Repeat, exactly and in full, the lines of the listing below, but without any pictures.
====== Items
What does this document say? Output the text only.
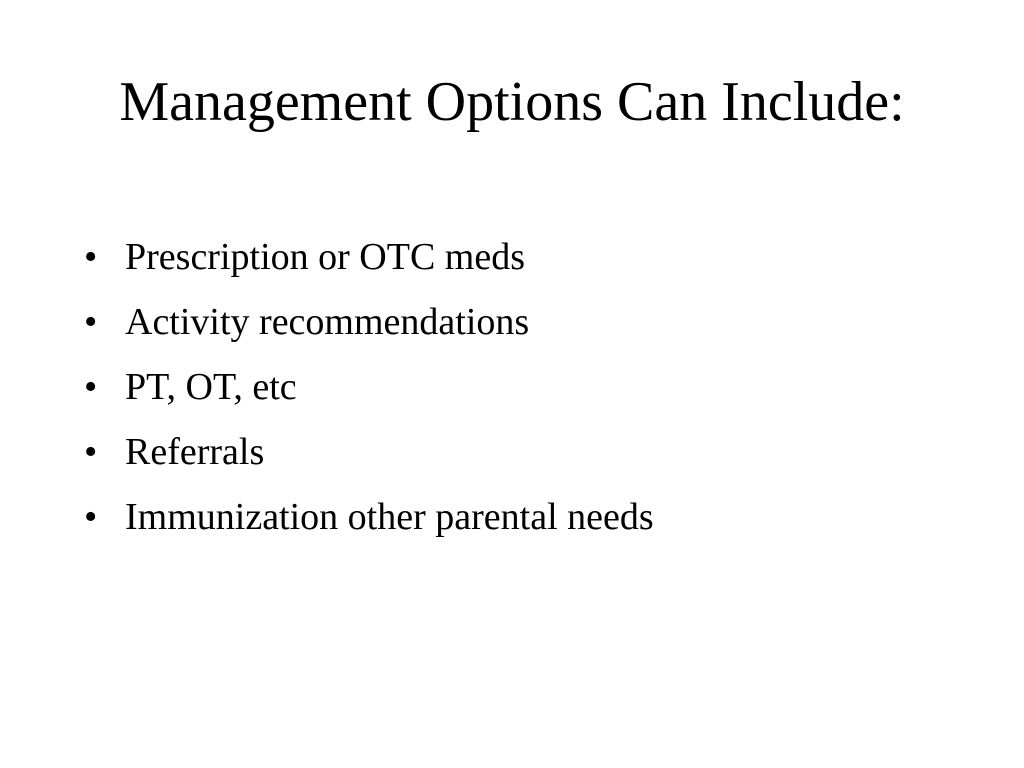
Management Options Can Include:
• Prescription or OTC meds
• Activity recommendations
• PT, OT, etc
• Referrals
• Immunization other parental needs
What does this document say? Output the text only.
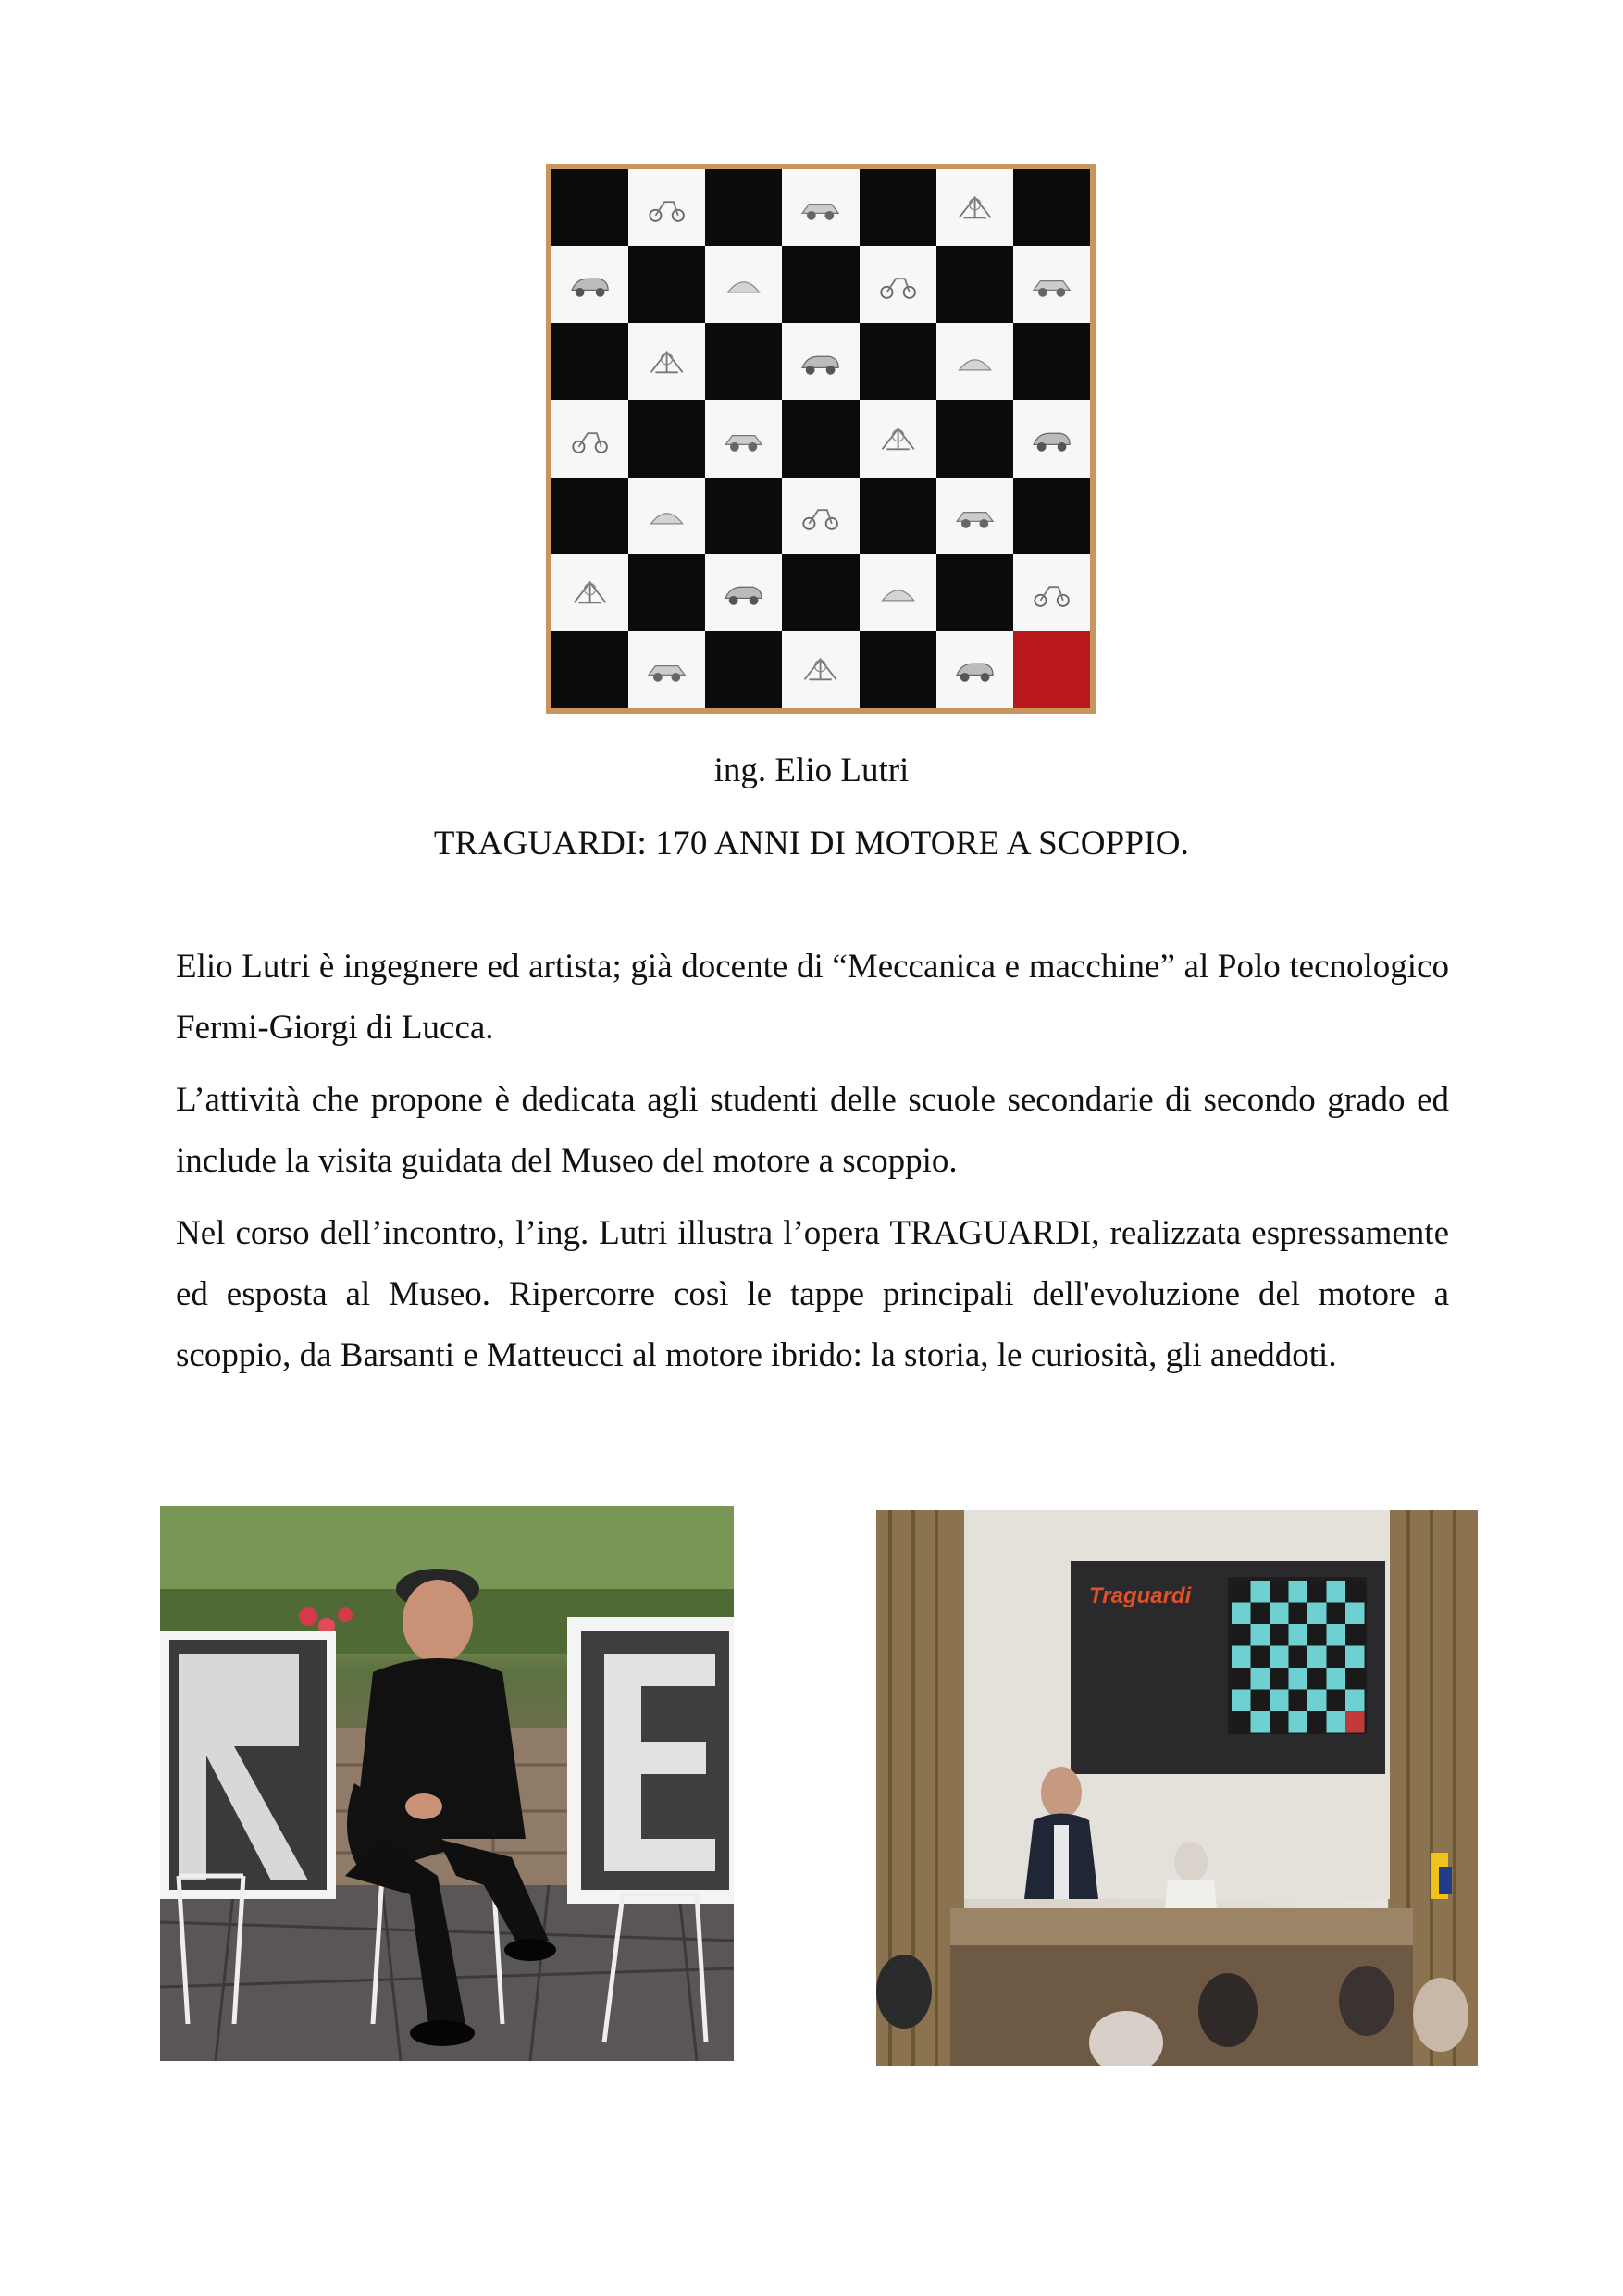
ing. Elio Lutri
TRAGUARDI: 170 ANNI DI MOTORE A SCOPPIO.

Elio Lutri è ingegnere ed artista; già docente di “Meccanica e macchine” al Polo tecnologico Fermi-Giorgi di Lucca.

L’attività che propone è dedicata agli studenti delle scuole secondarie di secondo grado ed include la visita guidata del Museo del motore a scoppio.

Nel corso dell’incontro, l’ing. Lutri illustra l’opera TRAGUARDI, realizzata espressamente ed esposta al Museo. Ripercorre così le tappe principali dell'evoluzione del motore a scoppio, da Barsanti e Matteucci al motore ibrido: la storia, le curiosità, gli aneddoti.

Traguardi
============
Solution for this task:
What does this document say? Output the text only.
Management Options Can Include:
• Prescription or OTC meds
• Activity recommendations
• PT, OT, etc
• Referrals
• Immunization other parental needs
What does this document say? Output the text only.
ing. Elio Lutri
TRAGUARDI: 170 ANNI DI MOTORE A SCOPPIO.

Elio Lutri è ingegnere ed artista; già docente di “Meccanica e macchine” al Polo tecnologico Fermi-Giorgi di Lucca.

L’attività che propone è dedicata agli studenti delle scuole secondarie di secondo grado ed include la visita guidata del Museo del motore a scoppio.

Nel corso dell’incontro, l’ing. Lutri illustra l’opera TRAGUARDI, realizzata espressamente ed esposta al Museo. Ripercorre così le tappe principali dell'evoluzione del motore a scoppio, da Barsanti e Matteucci al motore ibrido: la storia, le curiosità, gli aneddoti.

Traguardi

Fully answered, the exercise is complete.